In 1912, the Chief of Police James Beavers stirred controversy by single-handedly closing all of the brothels in Atlanta's most notorious vice district, and ordering all the women who lived in them to vacate the premises. In press reports, the controversy seemed to focus on the prostitutes who served in the brothels, and the degree to which they were victims of a "wretched" system (p. 141). But Hickey suggests that the crux of the issue in fact had little to do with the prostitutes themselves or even with prostitution as an activity; rather, beneath the rhetoric and sensationalism that played on fears of white slavery and women's simultaneous sexual vulnerability and strength, the trouble was a loose-cannon Chief of Police whose actions threatened established channels of power. Beavers was ultimately fired not because of his "attacks on women," but because of "his flagrant attempt to usurp the power of the [city] council-appointed police committee" (p. 143). The controversy ended when Beavers was terminated and business interests and the police reached a compromise where the police would leave the brothels alone and instead target the women who worked in them. Power brokers agreed that by punishing women instead of business owners, they could protect both Atlanta's moral image and businessmen's profits. Further limiting working women's already restricted autonomy was a worthy sacrifice for the cause of Atlanta's economic growth, and while "images of working-class women appeared almost overnight" in discussions of the prostitution crisis, "once the issues they had been created to represent were resolved, the images disappeared almost as quickly" (p. 135). When these women no longer served a useful purpose, men in power dropped them from the discussion.
Hickey is clearly interested in representations of women and what these representations meant in Atlanta at the turn of the twentieth century. By blending the techniques of cultural history with urban and social history, she is able to account for working-class women's critical significance to Atlanta's development without obscuring the degree to which these women still lacked and often struggled in vain for power. This blending is what makes Hickey's book an especially notable contribution to the literature, as it pushes readers to reconsider the meaning of agency. Hickey balances her portrayal of women as often self-possessed actors with a clear acknowledgment of their political marginality and objectification. Hickey highlights the importance of working-class women's resistance to the constraints they faced and their efforts to gain a foothold in the larger political arena, whether through interactions with Atlanta's woman suffrage movement before World War I, as strikers and unionists, or as mothers and community activists. She notes that they were particularly effective when they acted as litigants bringing suits to court, and especially when they sued for divorce. All the same, Hickey emphasizes the fact that women's success was often fleeting. Their actions were highly significant within the context of their own lives and they found creative ways to exert some control over their destinies as individuals. But as a group, in spite of their visibility through the mid-1920s, working-class women in Atlanta did not become more powerful and by the end of the decade, in many ways they actually began to lose ground.

_DATASET ROWS_.
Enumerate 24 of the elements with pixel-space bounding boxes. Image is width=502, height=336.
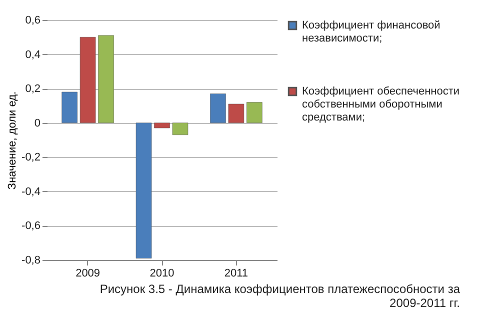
- bar: [210, 94, 226, 124]
- bar: [246, 102, 262, 124]
- y-tick-label: -0,2: [22, 152, 40, 164]
- bar: [62, 92, 78, 124]
- bar: [228, 104, 244, 124]
- text: Рисунок 3.5 - Динамика коэффициентов платежеспособности за 2009-2011 гг.: [100, 282, 460, 310]
- x-tick-label: 2010: [150, 268, 174, 280]
- bar: [136, 122, 152, 258]
- y-tick-label: -0,8: [22, 254, 40, 266]
- y-tick-label: 0,2: [25, 83, 40, 96]
- legend-label: Коэффициент обеспеченности собственными оборотными средствами;: [302, 86, 460, 124]
- y-tick-label: 0,6: [25, 14, 40, 26]
- bar: [80, 36, 96, 124]
- y-axis-title: Значение, доли ед.: [6, 91, 19, 190]
- bar: [98, 35, 114, 124]
- y-tick-label: 0: [34, 117, 40, 130]
- legend-label: Коэффициент финансовой независимости;: [302, 20, 440, 44]
- bar: [154, 122, 170, 128]
- bar: [172, 122, 188, 136]
- y-tick-label: 0,4: [25, 48, 40, 61]
- x-tick-label: 2009: [76, 268, 100, 280]
- y-tick-label: -0,4: [22, 186, 40, 198]
- x-tick-label: 2011: [224, 268, 248, 280]
- y-tick-label: -0,6: [22, 220, 40, 232]
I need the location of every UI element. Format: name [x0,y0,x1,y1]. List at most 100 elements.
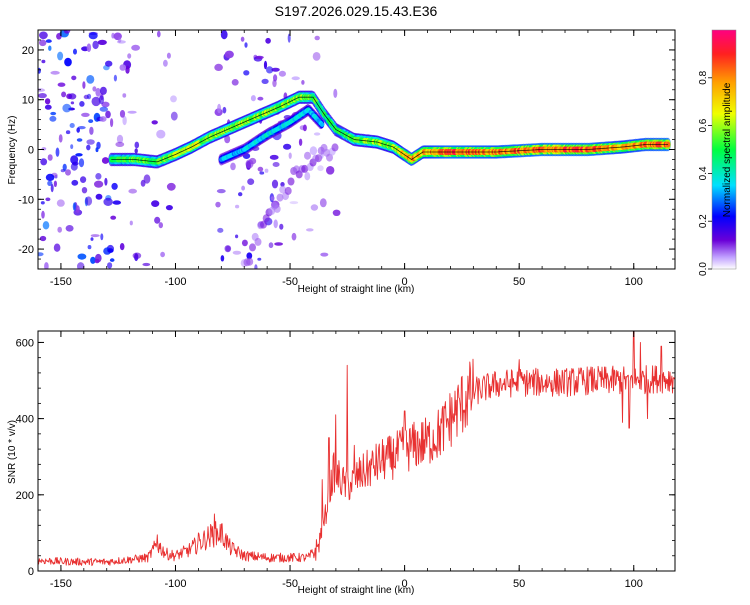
noise-blob [77,253,87,260]
snr-series [38,331,675,567]
noise-blob [140,179,146,187]
noise-blob [151,120,158,125]
noise-blob [56,199,65,207]
spectrogram-cells [38,30,671,269]
noise-blob [90,234,100,238]
noise-blob [76,127,80,133]
snr-plot-area [38,331,675,571]
faint-track-cell [254,237,262,246]
noise-blob [245,159,254,169]
noise-blob [283,143,292,150]
noise-blob [55,147,60,157]
noise-blob [166,52,171,59]
faint-track-cell [326,153,333,162]
noise-blob [302,124,307,132]
noise-blob [129,220,133,226]
faint-track-cell [287,177,295,186]
noise-blob [38,67,41,74]
noise-blob [220,30,228,40]
noise-blob [272,162,280,167]
snr-y-tick-label: 200 [16,490,34,502]
noise-blob [86,75,95,84]
snr-line [38,331,675,567]
noise-blob [265,37,271,44]
colorbar-label: Normalized spectral amplitude [722,82,733,217]
noise-blob [224,245,232,253]
noise-blob [73,48,77,55]
colorbar-ticks: 0.0 0.2 0.4 0.6 0.8 [698,70,712,276]
noise-blob [215,201,221,208]
noise-blob [75,153,83,157]
noise-blob [61,91,67,98]
noise-blob [39,31,48,40]
noise-blob [122,93,127,98]
noise-blob [131,44,141,51]
noise-blob [112,200,122,205]
noise-blob [235,204,240,209]
noise-blob [257,166,264,172]
noise-blob [48,45,52,51]
colorbar-tick-label: 0.8 [698,70,709,84]
noise-blob [41,210,45,219]
noise-blob [65,169,71,176]
noise-blob [243,70,250,76]
noise-blob [127,110,137,114]
snr-frame [37,330,676,572]
noise-blob [42,221,50,230]
noise-blob [216,189,226,194]
noise-blob [90,256,96,264]
noise-blob [320,252,329,257]
noise-blob [273,219,278,229]
noise-blob [107,262,113,269]
noise-blob [270,196,275,201]
noise-blob [68,93,77,100]
noise-blob [289,201,299,205]
noise-blob [40,158,48,166]
noise-blob [306,228,314,232]
noise-blob [69,123,75,128]
noise-blob [134,148,138,154]
noise-blob [96,141,101,150]
colorbar-frame [711,29,737,270]
snr-x-tick-label: 0 [402,578,408,590]
snr-x-label: Height of straight line (km) [298,585,415,596]
noise-blob [99,106,109,112]
noise-blob [95,147,99,153]
noise-blob [274,242,283,246]
noise-blob [217,103,222,114]
y-tick-label: 10 [22,95,34,107]
faint-track-cell [331,143,339,152]
faint-track-cell [249,243,256,252]
noise-blob [271,67,280,72]
noise-blob [45,173,55,181]
noise-blob [44,262,49,269]
snr-y-label: SNR (10 * v/v) [7,420,18,484]
noise-blob [116,134,124,144]
faint-track-cell [276,193,284,202]
noise-blob [288,152,292,159]
noise-blob [88,32,98,40]
y-tick-label: -10 [18,194,34,206]
noise-blob [231,79,239,86]
noise-blob [99,86,107,95]
noise-blob [85,196,93,206]
noise-blob [38,88,45,92]
noise-blob [53,243,61,252]
noise-blob [247,178,255,185]
noise-blob [95,173,102,180]
noise-blob [53,180,58,187]
noise-blob [78,158,85,168]
noise-blob [272,79,277,88]
noise-blob [301,80,305,85]
noise-blob [115,141,125,147]
noise-blob [103,197,113,206]
noise-blob [44,98,51,105]
colorbar-gradient [712,30,736,269]
noise-blob [80,176,87,184]
noise-blob [241,239,248,247]
faint-track-cell [273,204,281,213]
noise-blob [250,95,256,102]
noise-blob [142,262,151,267]
noise-blob [310,204,319,211]
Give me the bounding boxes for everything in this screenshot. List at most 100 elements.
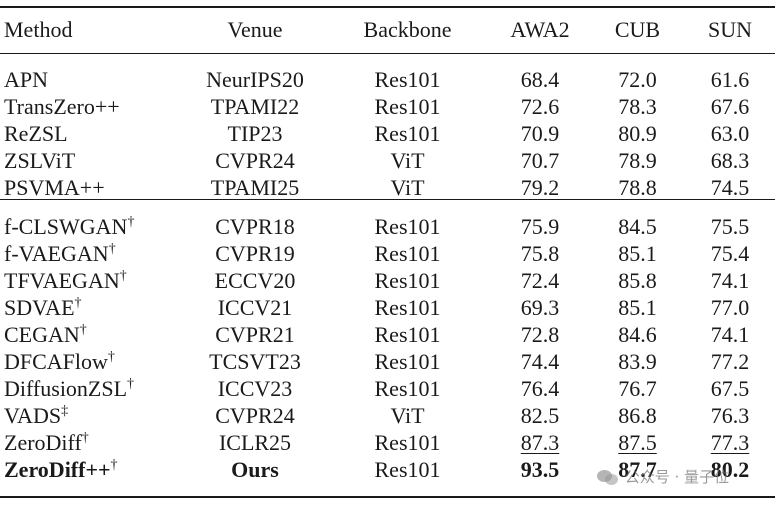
cub-cell: 85.1 (618, 241, 657, 266)
sun-cell: 74.5 (710, 175, 750, 200)
cub-cell: 78.8 (618, 175, 657, 200)
header-backbone: Backbone (363, 16, 452, 42)
backbone-cell: ViT (390, 148, 425, 173)
venue-cell: CVPR21 (215, 322, 295, 347)
venue-cell: CVPR24 (215, 148, 295, 173)
venue-cell: TCSVT23 (209, 349, 301, 374)
table-row: ZeroDiff† ICLR25 Res101 87.3 87.5 77.3 (0, 429, 775, 456)
method-cell: VADS‡ (4, 403, 69, 428)
venue-cell: Ours (231, 457, 279, 482)
awa2-cell: 82.5 (520, 403, 560, 428)
sun-cell: 75.4 (710, 241, 750, 266)
venue-cell: ICLR25 (218, 430, 292, 455)
cub-cell: 83.9 (618, 349, 657, 374)
table-row: SDVAE† ICCV21 Res101 69.3 85.1 77.0 (0, 294, 775, 321)
awa2-cell: 74.4 (520, 349, 560, 374)
dagger-mark: † (119, 268, 127, 284)
method-cell: TFVAEGAN† (4, 268, 127, 293)
venue-cell: TPAMI22 (210, 94, 300, 119)
awa2-cell: 76.4 (520, 376, 560, 401)
backbone-cell: Res101 (374, 457, 441, 482)
backbone-cell: Res101 (374, 241, 441, 266)
dagger-mark: † (79, 322, 87, 338)
table-row: f-VAEGAN† CVPR19 Res101 75.8 85.1 75.4 (0, 240, 775, 267)
wechat-icon (596, 468, 619, 486)
cub-cell: 80.9 (618, 121, 657, 146)
results-table: Method Venue Backbone AWA2 CUB SUN APN N… (0, 0, 775, 483)
watermark: 公众号 · 量子位 (596, 466, 729, 487)
venue-cell: ICCV21 (217, 295, 293, 320)
top-spacer (0, 56, 775, 66)
header-row: Method Venue Backbone AWA2 CUB SUN (0, 0, 775, 56)
venue-cell: CVPR24 (215, 403, 295, 428)
header-awa2: AWA2 (510, 16, 570, 42)
dagger-mark: † (108, 241, 116, 257)
method-cell: DiffusionZSL† (4, 376, 135, 401)
table-row: VADS‡ CVPR24 ViT 82.5 86.8 76.3 (0, 402, 775, 429)
backbone-cell: Res101 (374, 67, 441, 92)
cub-cell: 85.8 (618, 268, 657, 293)
table-top-rule (0, 6, 775, 8)
table-row: ZSLViT CVPR24 ViT 70.7 78.9 68.3 (0, 147, 775, 174)
table-row: APN NeurIPS20 Res101 68.4 72.0 61.6 (0, 66, 775, 93)
venue-cell: ECCV20 (214, 268, 296, 293)
dagger-mark: † (127, 214, 135, 230)
sun-cell: 61.6 (710, 67, 750, 92)
method-cell: CEGAN† (4, 322, 87, 347)
backbone-cell: Res101 (374, 121, 441, 146)
table-row: f-CLSWGAN† CVPR18 Res101 75.9 84.5 75.5 (0, 213, 775, 240)
header-rule (0, 53, 775, 54)
backbone-cell: Res101 (374, 295, 441, 320)
venue-cell: ICCV23 (217, 376, 293, 401)
awa2-cell: 70.9 (520, 121, 560, 146)
table-row: TransZero++ TPAMI22 Res101 72.6 78.3 67.… (0, 93, 775, 120)
sun-cell: 76.3 (710, 403, 750, 428)
method-cell: SDVAE† (4, 295, 82, 320)
cub-cell: 72.0 (618, 67, 657, 92)
table-bottom-rule (0, 496, 775, 498)
venue-cell: CVPR19 (215, 241, 295, 266)
sun-cell: 74.1 (710, 322, 750, 347)
header-method: Method (4, 16, 73, 42)
cub-cell: 84.5 (618, 214, 657, 239)
dagger-mark: † (127, 376, 135, 392)
sun-cell: 74.1 (710, 268, 750, 293)
sun-cell: 77.2 (710, 349, 750, 374)
sun-cell: 77.0 (710, 295, 750, 320)
double-dagger-mark: ‡ (61, 403, 69, 419)
method-cell: TransZero++ (4, 94, 120, 119)
dagger-mark: † (74, 295, 82, 311)
method-cell: f-CLSWGAN† (4, 214, 135, 239)
cub-cell: 78.9 (618, 148, 657, 173)
method-cell: APN (4, 67, 49, 92)
awa2-cell: 87.3 (490, 429, 590, 456)
sun-cell: 68.3 (710, 148, 750, 173)
table-row: DiffusionZSL† ICCV23 Res101 76.4 76.7 67… (0, 375, 775, 402)
dagger-mark: † (107, 349, 115, 365)
method-cell: ZeroDiff++† (4, 457, 118, 482)
awa2-cell: 72.8 (520, 322, 560, 347)
cub-cell: 78.3 (618, 94, 657, 119)
awa2-cell: 75.9 (520, 214, 560, 239)
awa2-cell: 68.4 (520, 67, 560, 92)
venue-cell: NeurIPS20 (206, 67, 304, 92)
header-sun: SUN (707, 16, 752, 42)
backbone-cell: Res101 (374, 376, 441, 401)
backbone-cell: Res101 (374, 349, 441, 374)
cub-cell: 87.5 (590, 429, 685, 456)
awa2-cell: 69.3 (520, 295, 560, 320)
table-row: ReZSL TIP23 Res101 70.9 80.9 63.0 (0, 120, 775, 147)
backbone-cell: ViT (390, 175, 425, 200)
backbone-cell: Res101 (374, 94, 441, 119)
header-venue: Venue (227, 16, 283, 42)
second-best-value: 77.3 (710, 430, 750, 455)
backbone-cell: Res101 (374, 214, 441, 239)
venue-cell: TPAMI25 (210, 175, 300, 200)
awa2-cell: 93.5 (520, 457, 560, 482)
awa2-cell: 70.7 (520, 148, 560, 173)
sun-cell: 67.6 (710, 94, 750, 119)
table-row: PSVMA++ TPAMI25 ViT 79.2 78.8 74.5 (0, 174, 775, 201)
second-best-value: 87.3 (520, 430, 560, 455)
table-row: DFCAFlow† TCSVT23 Res101 74.4 83.9 77.2 (0, 348, 775, 375)
group-divider-rule (0, 199, 775, 200)
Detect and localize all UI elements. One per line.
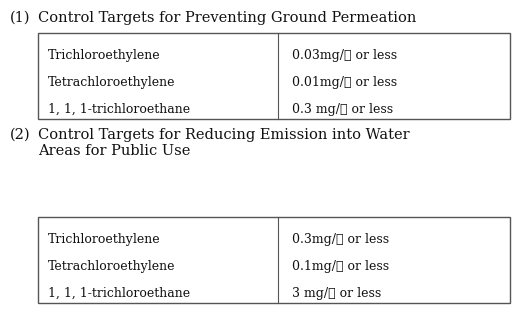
Text: Control Targets for Preventing Ground Permeation: Control Targets for Preventing Ground Pe… (38, 11, 417, 25)
Text: 0.3 mg/ℓ or less: 0.3 mg/ℓ or less (292, 103, 393, 116)
Text: Control Targets for Reducing Emission into Water: Control Targets for Reducing Emission in… (38, 128, 410, 142)
Text: 0.01mg/ℓ or less: 0.01mg/ℓ or less (292, 76, 397, 89)
Text: (2): (2) (10, 128, 31, 142)
Text: 0.1mg/ℓ or less: 0.1mg/ℓ or less (292, 260, 389, 273)
Text: 3 mg/ℓ or less: 3 mg/ℓ or less (292, 287, 381, 300)
Text: Tetrachloroethylene: Tetrachloroethylene (48, 76, 176, 89)
Text: 0.03mg/ℓ or less: 0.03mg/ℓ or less (292, 49, 397, 62)
Text: Trichloroethylene: Trichloroethylene (48, 49, 161, 62)
Text: 1, 1, 1-trichloroethane: 1, 1, 1-trichloroethane (48, 287, 190, 300)
Bar (38, 217, 510, 303)
Text: 0.3mg/ℓ or less: 0.3mg/ℓ or less (292, 233, 389, 246)
Text: Tetrachloroethylene: Tetrachloroethylene (48, 260, 176, 273)
Text: Areas for Public Use: Areas for Public Use (38, 144, 190, 158)
Text: (1): (1) (10, 11, 31, 25)
Text: Trichloroethylene: Trichloroethylene (48, 233, 161, 246)
Bar (38, 33, 510, 119)
Text: 1, 1, 1-trichloroethane: 1, 1, 1-trichloroethane (48, 103, 190, 116)
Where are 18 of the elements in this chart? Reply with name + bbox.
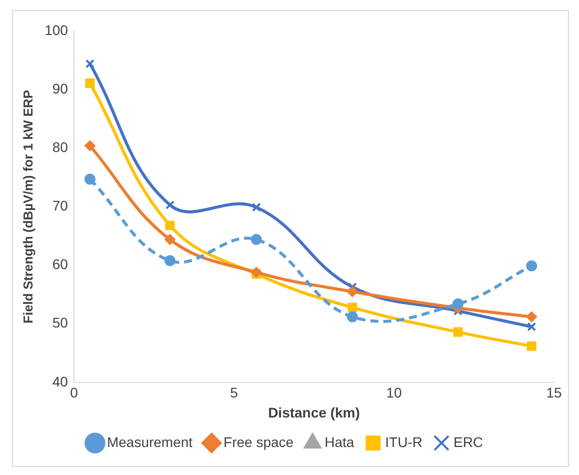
x-tick-label: 5 [230, 384, 238, 401]
legend-label: Measurement [106, 434, 193, 450]
x-tick-label: 0 [70, 384, 78, 401]
y-tick-label: 70 [52, 198, 68, 214]
y-tick-label: 100 [44, 22, 68, 38]
y-axis-title: Field Strength (dBµV/m) for 1 kW ERP [20, 90, 36, 324]
y-tick-label: 60 [52, 256, 68, 272]
y-tick-label: 50 [52, 314, 68, 331]
legend-label: ERC [453, 434, 484, 450]
x-axis-title: Distance (km) [268, 404, 360, 420]
legend-label: Hata [324, 434, 354, 450]
y-tick-label: 40 [52, 373, 68, 390]
y-tick-label: 90 [52, 80, 68, 96]
y-tick-label: 80 [52, 138, 68, 155]
x-tick-label: 15 [546, 384, 562, 401]
x-tick-label: 10 [386, 384, 402, 401]
legend-label: ITU-R [385, 434, 422, 450]
legend-label: Free space [224, 434, 294, 450]
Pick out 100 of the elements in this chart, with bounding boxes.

_EXERCISE OBJECTIVE_.
In the review of Hickey's book, why did Atlanta's power brokers agree to punish the women who worked in the brothels rather than the business owners? Answer in one to three sentences.

_SOLUTION BELOW_.
They agreed that punishing the women instead of the business owners would protect both Atlanta's moral image and businessmen's profits. They saw further limits on working women's already restricted autonomy as a worthy sacrifice for Atlanta's economic growth.